Write the entries out again exactly as they stand, but without the pictures.

-- EXERCISE MATERIAL start --

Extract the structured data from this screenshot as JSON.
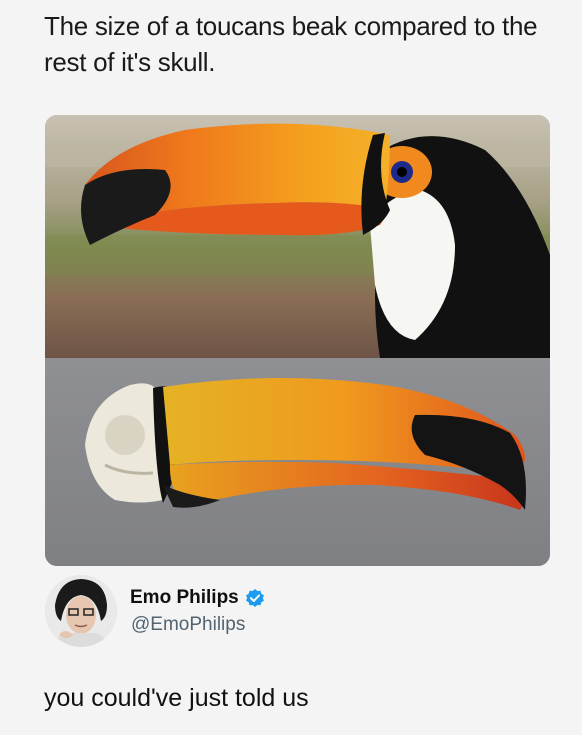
{
  "post": {
    "title": "The size of a toucans beak compared to the rest of it's skull."
  },
  "tweet": {
    "author_name": "Emo Philips",
    "author_handle": "@EmoPhilips",
    "text": "you could've just told us",
    "verified": true
  },
  "colors": {
    "verified_blue": "#1d9bf0",
    "handle_gray": "#536471",
    "background": "#f4f4f4"
  },
  "icons": {
    "verified": "verified-badge-icon"
  }
}
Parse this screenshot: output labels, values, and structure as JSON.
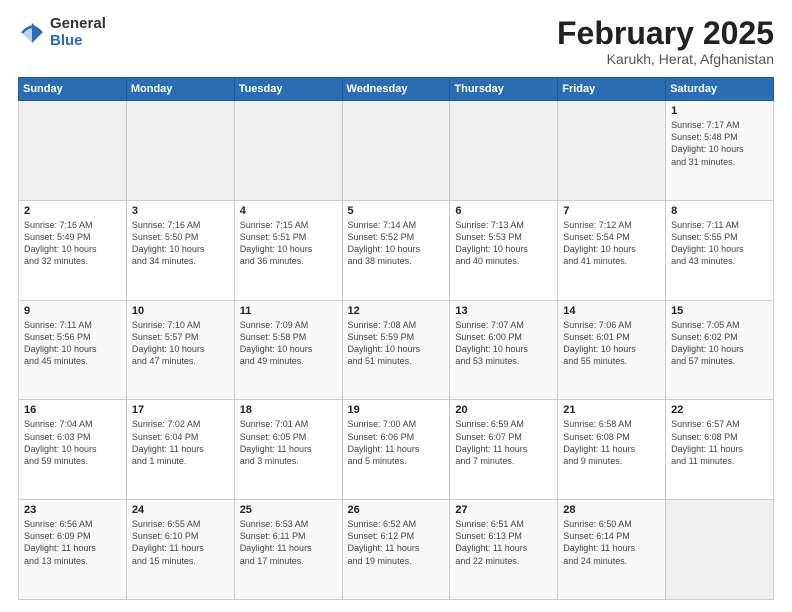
{
  "header": {
    "logo_general": "General",
    "logo_blue": "Blue",
    "month": "February 2025",
    "location": "Karukh, Herat, Afghanistan"
  },
  "weekdays": [
    "Sunday",
    "Monday",
    "Tuesday",
    "Wednesday",
    "Thursday",
    "Friday",
    "Saturday"
  ],
  "weeks": [
    [
      {
        "day": "",
        "info": ""
      },
      {
        "day": "",
        "info": ""
      },
      {
        "day": "",
        "info": ""
      },
      {
        "day": "",
        "info": ""
      },
      {
        "day": "",
        "info": ""
      },
      {
        "day": "",
        "info": ""
      },
      {
        "day": "1",
        "info": "Sunrise: 7:17 AM\nSunset: 5:48 PM\nDaylight: 10 hours\nand 31 minutes."
      }
    ],
    [
      {
        "day": "2",
        "info": "Sunrise: 7:16 AM\nSunset: 5:49 PM\nDaylight: 10 hours\nand 32 minutes."
      },
      {
        "day": "3",
        "info": "Sunrise: 7:16 AM\nSunset: 5:50 PM\nDaylight: 10 hours\nand 34 minutes."
      },
      {
        "day": "4",
        "info": "Sunrise: 7:15 AM\nSunset: 5:51 PM\nDaylight: 10 hours\nand 36 minutes."
      },
      {
        "day": "5",
        "info": "Sunrise: 7:14 AM\nSunset: 5:52 PM\nDaylight: 10 hours\nand 38 minutes."
      },
      {
        "day": "6",
        "info": "Sunrise: 7:13 AM\nSunset: 5:53 PM\nDaylight: 10 hours\nand 40 minutes."
      },
      {
        "day": "7",
        "info": "Sunrise: 7:12 AM\nSunset: 5:54 PM\nDaylight: 10 hours\nand 41 minutes."
      },
      {
        "day": "8",
        "info": "Sunrise: 7:11 AM\nSunset: 5:55 PM\nDaylight: 10 hours\nand 43 minutes."
      }
    ],
    [
      {
        "day": "9",
        "info": "Sunrise: 7:11 AM\nSunset: 5:56 PM\nDaylight: 10 hours\nand 45 minutes."
      },
      {
        "day": "10",
        "info": "Sunrise: 7:10 AM\nSunset: 5:57 PM\nDaylight: 10 hours\nand 47 minutes."
      },
      {
        "day": "11",
        "info": "Sunrise: 7:09 AM\nSunset: 5:58 PM\nDaylight: 10 hours\nand 49 minutes."
      },
      {
        "day": "12",
        "info": "Sunrise: 7:08 AM\nSunset: 5:59 PM\nDaylight: 10 hours\nand 51 minutes."
      },
      {
        "day": "13",
        "info": "Sunrise: 7:07 AM\nSunset: 6:00 PM\nDaylight: 10 hours\nand 53 minutes."
      },
      {
        "day": "14",
        "info": "Sunrise: 7:06 AM\nSunset: 6:01 PM\nDaylight: 10 hours\nand 55 minutes."
      },
      {
        "day": "15",
        "info": "Sunrise: 7:05 AM\nSunset: 6:02 PM\nDaylight: 10 hours\nand 57 minutes."
      }
    ],
    [
      {
        "day": "16",
        "info": "Sunrise: 7:04 AM\nSunset: 6:03 PM\nDaylight: 10 hours\nand 59 minutes."
      },
      {
        "day": "17",
        "info": "Sunrise: 7:02 AM\nSunset: 6:04 PM\nDaylight: 11 hours\nand 1 minute."
      },
      {
        "day": "18",
        "info": "Sunrise: 7:01 AM\nSunset: 6:05 PM\nDaylight: 11 hours\nand 3 minutes."
      },
      {
        "day": "19",
        "info": "Sunrise: 7:00 AM\nSunset: 6:06 PM\nDaylight: 11 hours\nand 5 minutes."
      },
      {
        "day": "20",
        "info": "Sunrise: 6:59 AM\nSunset: 6:07 PM\nDaylight: 11 hours\nand 7 minutes."
      },
      {
        "day": "21",
        "info": "Sunrise: 6:58 AM\nSunset: 6:08 PM\nDaylight: 11 hours\nand 9 minutes."
      },
      {
        "day": "22",
        "info": "Sunrise: 6:57 AM\nSunset: 6:08 PM\nDaylight: 11 hours\nand 11 minutes."
      }
    ],
    [
      {
        "day": "23",
        "info": "Sunrise: 6:56 AM\nSunset: 6:09 PM\nDaylight: 11 hours\nand 13 minutes."
      },
      {
        "day": "24",
        "info": "Sunrise: 6:55 AM\nSunset: 6:10 PM\nDaylight: 11 hours\nand 15 minutes."
      },
      {
        "day": "25",
        "info": "Sunrise: 6:53 AM\nSunset: 6:11 PM\nDaylight: 11 hours\nand 17 minutes."
      },
      {
        "day": "26",
        "info": "Sunrise: 6:52 AM\nSunset: 6:12 PM\nDaylight: 11 hours\nand 19 minutes."
      },
      {
        "day": "27",
        "info": "Sunrise: 6:51 AM\nSunset: 6:13 PM\nDaylight: 11 hours\nand 22 minutes."
      },
      {
        "day": "28",
        "info": "Sunrise: 6:50 AM\nSunset: 6:14 PM\nDaylight: 11 hours\nand 24 minutes."
      },
      {
        "day": "",
        "info": ""
      }
    ]
  ]
}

-- EXERCISE MATERIAL end --

THE SOLUTION ->
Extract the structured data from this screenshot as JSON.
{
  "post": {
    "title": "The size of a toucans beak compared to the rest of it's skull."
  },
  "tweet": {
    "author_name": "Emo Philips",
    "author_handle": "@EmoPhilips",
    "text": "you could've just told us",
    "verified": true
  },
  "colors": {
    "verified_blue": "#1d9bf0",
    "handle_gray": "#536471",
    "background": "#f4f4f4"
  },
  "icons": {
    "verified": "verified-badge-icon"
  }
}
Parse this screenshot: output labels, values, and structure as JSON.
{
  "header": {
    "logo_general": "General",
    "logo_blue": "Blue",
    "month": "February 2025",
    "location": "Karukh, Herat, Afghanistan"
  },
  "weekdays": [
    "Sunday",
    "Monday",
    "Tuesday",
    "Wednesday",
    "Thursday",
    "Friday",
    "Saturday"
  ],
  "weeks": [
    [
      {
        "day": "",
        "info": ""
      },
      {
        "day": "",
        "info": ""
      },
      {
        "day": "",
        "info": ""
      },
      {
        "day": "",
        "info": ""
      },
      {
        "day": "",
        "info": ""
      },
      {
        "day": "",
        "info": ""
      },
      {
        "day": "1",
        "info": "Sunrise: 7:17 AM\nSunset: 5:48 PM\nDaylight: 10 hours\nand 31 minutes."
      }
    ],
    [
      {
        "day": "2",
        "info": "Sunrise: 7:16 AM\nSunset: 5:49 PM\nDaylight: 10 hours\nand 32 minutes."
      },
      {
        "day": "3",
        "info": "Sunrise: 7:16 AM\nSunset: 5:50 PM\nDaylight: 10 hours\nand 34 minutes."
      },
      {
        "day": "4",
        "info": "Sunrise: 7:15 AM\nSunset: 5:51 PM\nDaylight: 10 hours\nand 36 minutes."
      },
      {
        "day": "5",
        "info": "Sunrise: 7:14 AM\nSunset: 5:52 PM\nDaylight: 10 hours\nand 38 minutes."
      },
      {
        "day": "6",
        "info": "Sunrise: 7:13 AM\nSunset: 5:53 PM\nDaylight: 10 hours\nand 40 minutes."
      },
      {
        "day": "7",
        "info": "Sunrise: 7:12 AM\nSunset: 5:54 PM\nDaylight: 10 hours\nand 41 minutes."
      },
      {
        "day": "8",
        "info": "Sunrise: 7:11 AM\nSunset: 5:55 PM\nDaylight: 10 hours\nand 43 minutes."
      }
    ],
    [
      {
        "day": "9",
        "info": "Sunrise: 7:11 AM\nSunset: 5:56 PM\nDaylight: 10 hours\nand 45 minutes."
      },
      {
        "day": "10",
        "info": "Sunrise: 7:10 AM\nSunset: 5:57 PM\nDaylight: 10 hours\nand 47 minutes."
      },
      {
        "day": "11",
        "info": "Sunrise: 7:09 AM\nSunset: 5:58 PM\nDaylight: 10 hours\nand 49 minutes."
      },
      {
        "day": "12",
        "info": "Sunrise: 7:08 AM\nSunset: 5:59 PM\nDaylight: 10 hours\nand 51 minutes."
      },
      {
        "day": "13",
        "info": "Sunrise: 7:07 AM\nSunset: 6:00 PM\nDaylight: 10 hours\nand 53 minutes."
      },
      {
        "day": "14",
        "info": "Sunrise: 7:06 AM\nSunset: 6:01 PM\nDaylight: 10 hours\nand 55 minutes."
      },
      {
        "day": "15",
        "info": "Sunrise: 7:05 AM\nSunset: 6:02 PM\nDaylight: 10 hours\nand 57 minutes."
      }
    ],
    [
      {
        "day": "16",
        "info": "Sunrise: 7:04 AM\nSunset: 6:03 PM\nDaylight: 10 hours\nand 59 minutes."
      },
      {
        "day": "17",
        "info": "Sunrise: 7:02 AM\nSunset: 6:04 PM\nDaylight: 11 hours\nand 1 minute."
      },
      {
        "day": "18",
        "info": "Sunrise: 7:01 AM\nSunset: 6:05 PM\nDaylight: 11 hours\nand 3 minutes."
      },
      {
        "day": "19",
        "info": "Sunrise: 7:00 AM\nSunset: 6:06 PM\nDaylight: 11 hours\nand 5 minutes."
      },
      {
        "day": "20",
        "info": "Sunrise: 6:59 AM\nSunset: 6:07 PM\nDaylight: 11 hours\nand 7 minutes."
      },
      {
        "day": "21",
        "info": "Sunrise: 6:58 AM\nSunset: 6:08 PM\nDaylight: 11 hours\nand 9 minutes."
      },
      {
        "day": "22",
        "info": "Sunrise: 6:57 AM\nSunset: 6:08 PM\nDaylight: 11 hours\nand 11 minutes."
      }
    ],
    [
      {
        "day": "23",
        "info": "Sunrise: 6:56 AM\nSunset: 6:09 PM\nDaylight: 11 hours\nand 13 minutes."
      },
      {
        "day": "24",
        "info": "Sunrise: 6:55 AM\nSunset: 6:10 PM\nDaylight: 11 hours\nand 15 minutes."
      },
      {
        "day": "25",
        "info": "Sunrise: 6:53 AM\nSunset: 6:11 PM\nDaylight: 11 hours\nand 17 minutes."
      },
      {
        "day": "26",
        "info": "Sunrise: 6:52 AM\nSunset: 6:12 PM\nDaylight: 11 hours\nand 19 minutes."
      },
      {
        "day": "27",
        "info": "Sunrise: 6:51 AM\nSunset: 6:13 PM\nDaylight: 11 hours\nand 22 minutes."
      },
      {
        "day": "28",
        "info": "Sunrise: 6:50 AM\nSunset: 6:14 PM\nDaylight: 11 hours\nand 24 minutes."
      },
      {
        "day": "",
        "info": ""
      }
    ]
  ]
}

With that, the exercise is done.